Texto de origem:
━━━━━━━━━━━━━━━━━━━━

O CUSTO DE UMA OBRA PARADA


Ginga, no Brasil, há muito tempo é um patrimônio imaterial. Esse espasmo de alegria, quase instintivo para um brasileiro sob o batuque, tem o poder de projetar mundo afora a balconista da loja, o gari, em coreografias contagiantes. Um jeitinho brasileiro de glamourizar a pobreza, mas também de revelar o valor de se fazer muito, com pouco.

Foi assim que o Brasil entrou no cenário da TV digital, fazendo muito com pouco. Instituições nacionais de pesquisas, muito sérias e competentes, desenvolveram o software Ginga, um jeito brasileiro de entrar no meio da tecnologia japonesa. Bem no meio, um middleware, capaz de dar outra graça no hábito de assistir TV. Mas isso foi há muito, muito tempo atrás. Sim, porque quando se fala em "tempo digital" a referência é outra. O inverso de quando se fala em tempo geológico, onde o surgimento da espécie humana é um fato que "acabou de acontecer". Essa referência de tempo aqui é fundamental para compreender a situação que se aproxima.

O Ginga chegou ao público brasileiro junto com a TV digital, em 2007. Ele trazia para a telinha o potencial de interatividade em 3 diferentes níveis. No nível mais elevado ele precisa da conexão de retorno, pela Internet. As possibilidades comerciais e institucionais do software eram imensas naquele tempo distante. Mas as eras digitais foram avançando, os smartphones foram se popularizando, assim como os tablets. A TV também ficou smart, muito mais com a cara do outro mundo, aquele onde a Internet trafega muito mais rápida e universalmente. E assim, para o cidadão comum o Ginga passou sem nunca ter chegado. Para o governo ele até atendeu necessidades importantes. Foi a solução política para o momento polêmico da escolha do padrão de TV digital, e deu consistência a um discurso nacionalista de apoio à tecnologia brasileira.

━━━━━━━━━━━━━━━━━━━━

Objetivo: Digite de novo, sem mudar nada, todo o texto acima sobre o Ginga e a TV digital.

Material fornecido:

━━━━━━━━━━━━━━━━━━━━

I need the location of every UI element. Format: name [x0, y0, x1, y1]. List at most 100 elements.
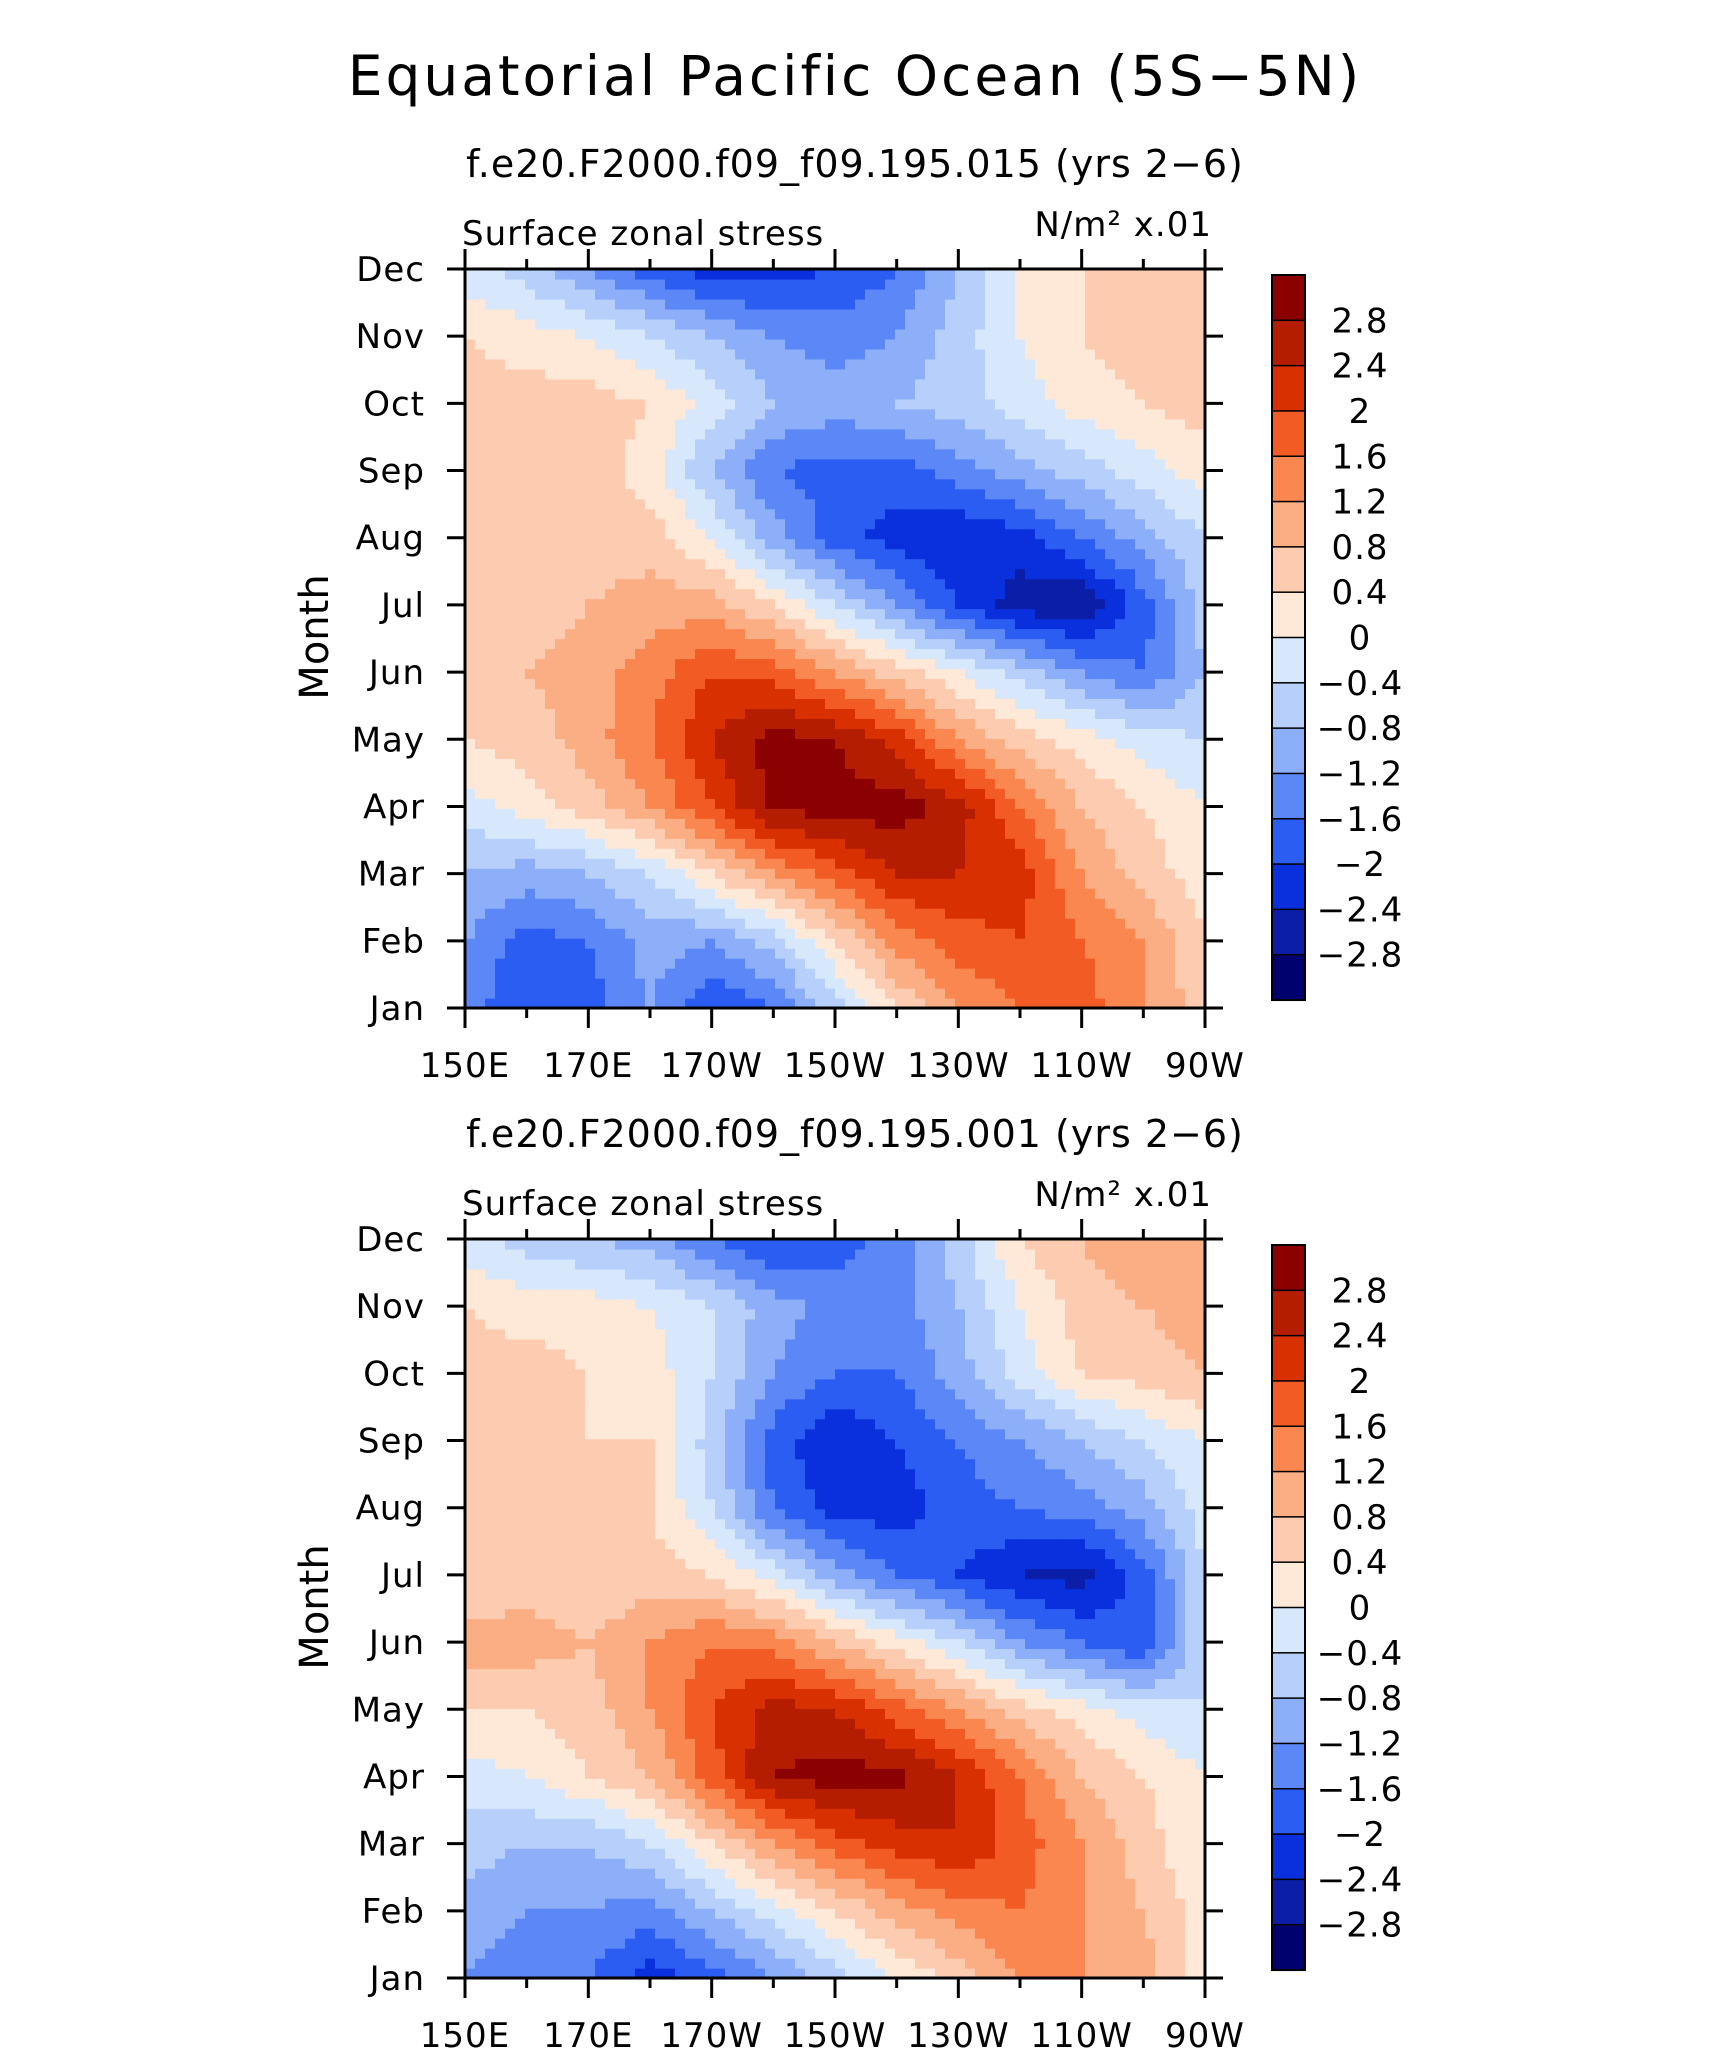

━━━━━━━━━━━━━━━━━━━━

Resultado:
O CUSTO DE UMA OBRA PARADA


Ginga, no Brasil, há muito tempo é um patrimônio imaterial. Esse espasmo de alegria, quase instintivo para um brasileiro sob o batuque, tem o poder de projetar mundo afora a balconista da loja, o gari, em coreografias contagiantes. Um jeitinho brasileiro de glamourizar a pobreza, mas também de revelar o valor de se fazer muito, com pouco.

Foi assim que o Brasil entrou no cenário da TV digital, fazendo muito com pouco. Instituições nacionais de pesquisas, muito sérias e competentes, desenvolveram o software Ginga, um jeito brasileiro de entrar no meio da tecnologia japonesa. Bem no meio, um middleware, capaz de dar outra graça no hábito de assistir TV. Mas isso foi há muito, muito tempo atrás. Sim, porque quando se fala em "tempo digital" a referência é outra. O inverso de quando se fala em tempo geológico, onde o surgimento da espécie humana é um fato que "acabou de acontecer". Essa referência de tempo aqui é fundamental para compreender a situação que se aproxima.

O Ginga chegou ao público brasileiro junto com a TV digital, em 2007. Ele trazia para a telinha o potencial de interatividade em 3 diferentes níveis. No nível mais elevado ele precisa da conexão de retorno, pela Internet. As possibilidades comerciais e institucionais do software eram imensas naquele tempo distante. Mas as eras digitais foram avançando, os smartphones foram se popularizando, assim como os tablets. A TV também ficou smart, muito mais com a cara do outro mundo, aquele onde a Internet trafega muito mais rápida e universalmente. E assim, para o cidadão comum o Ginga passou sem nunca ter chegado. Para o governo ele até atendeu necessidades importantes. Foi a solução política para o momento polêmico da escolha do padrão de TV digital, e deu consistência a um discurso nacionalista de apoio à tecnologia brasileira.